> _Dataset records_:
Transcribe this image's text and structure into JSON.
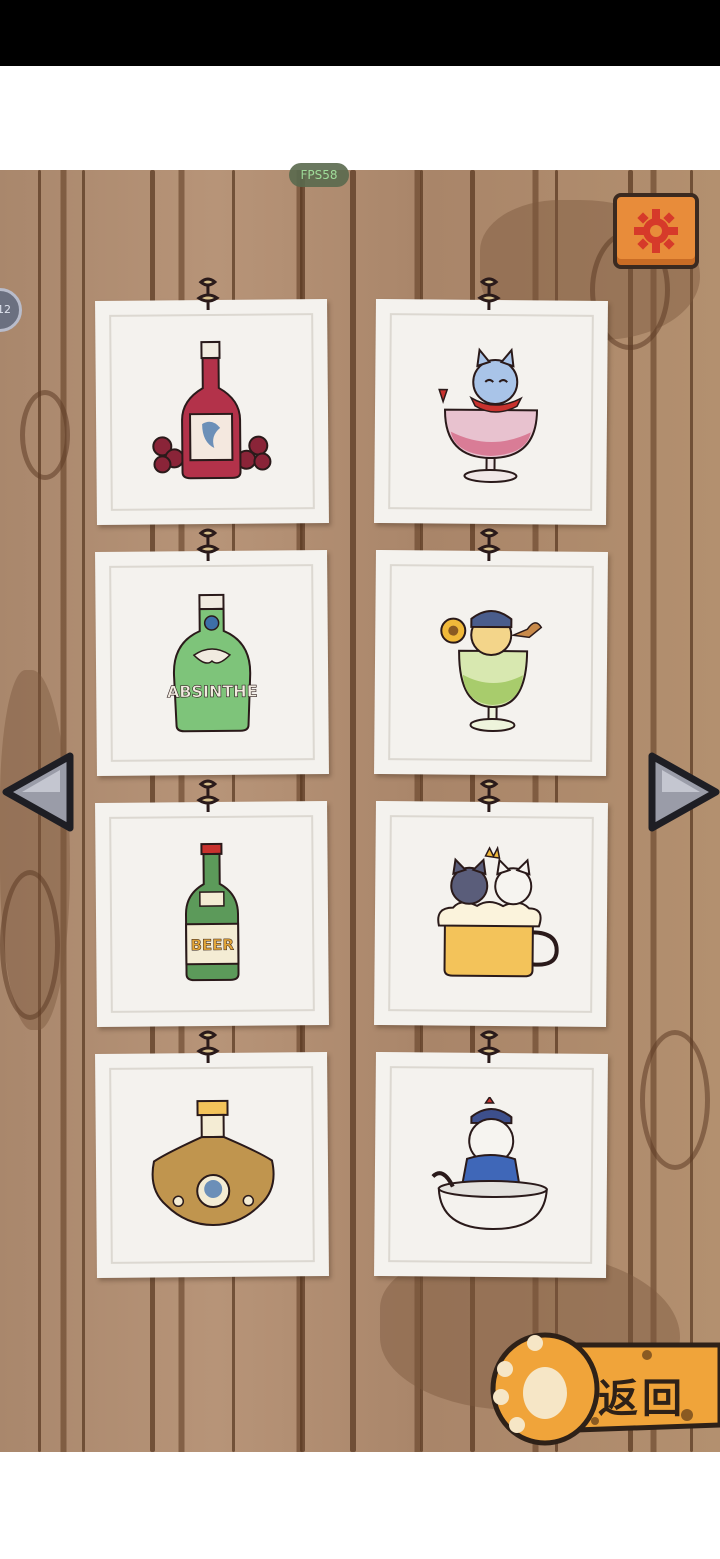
{
  "hud": {
    "fps_label": "FPS58",
    "side_badge": "12"
  },
  "settings": {
    "icon": "gear-icon",
    "accent": "#e88c3a"
  },
  "collection": {
    "items": [
      {
        "name": "red-wine-bottle",
        "icon": "wine-bottle-icon"
      },
      {
        "name": "cat-in-wine-glass",
        "icon": "wine-glass-cat-icon"
      },
      {
        "name": "absinthe-bottle",
        "icon": "absinthe-bottle-icon",
        "label": "ABSINTHE"
      },
      {
        "name": "cat-in-absinthe-glass",
        "icon": "absinthe-glass-cat-icon"
      },
      {
        "name": "beer-bottle",
        "icon": "beer-bottle-icon",
        "label": "BEER"
      },
      {
        "name": "cats-in-beer-mug",
        "icon": "beer-mug-cats-icon"
      },
      {
        "name": "baijiu-flask",
        "icon": "flask-icon"
      },
      {
        "name": "cat-in-bowl",
        "icon": "bowl-cat-icon"
      }
    ]
  },
  "nav": {
    "prev_icon": "arrow-left-icon",
    "next_icon": "arrow-right-icon"
  },
  "back_button": {
    "label": "返回",
    "icon": "cat-paw-icon"
  }
}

> _What is required_:
From the entries above, list each line with "icon" in it.

> _Final answer_:
    "icon": "gear-icon",
        "icon": "wine-bottle-icon"
        "icon": "wine-glass-cat-icon"
        "icon": "absinthe-bottle-icon",
        "icon": "absinthe-glass-cat-icon"
        "icon": "beer-bottle-icon",
        "icon": "beer-mug-cats-icon"
        "icon": "flask-icon"
        "icon": "bowl-cat-icon"
    "prev_icon": "arrow-left-icon",
    "next_icon": "arrow-right-icon"
    "icon": "cat-paw-icon"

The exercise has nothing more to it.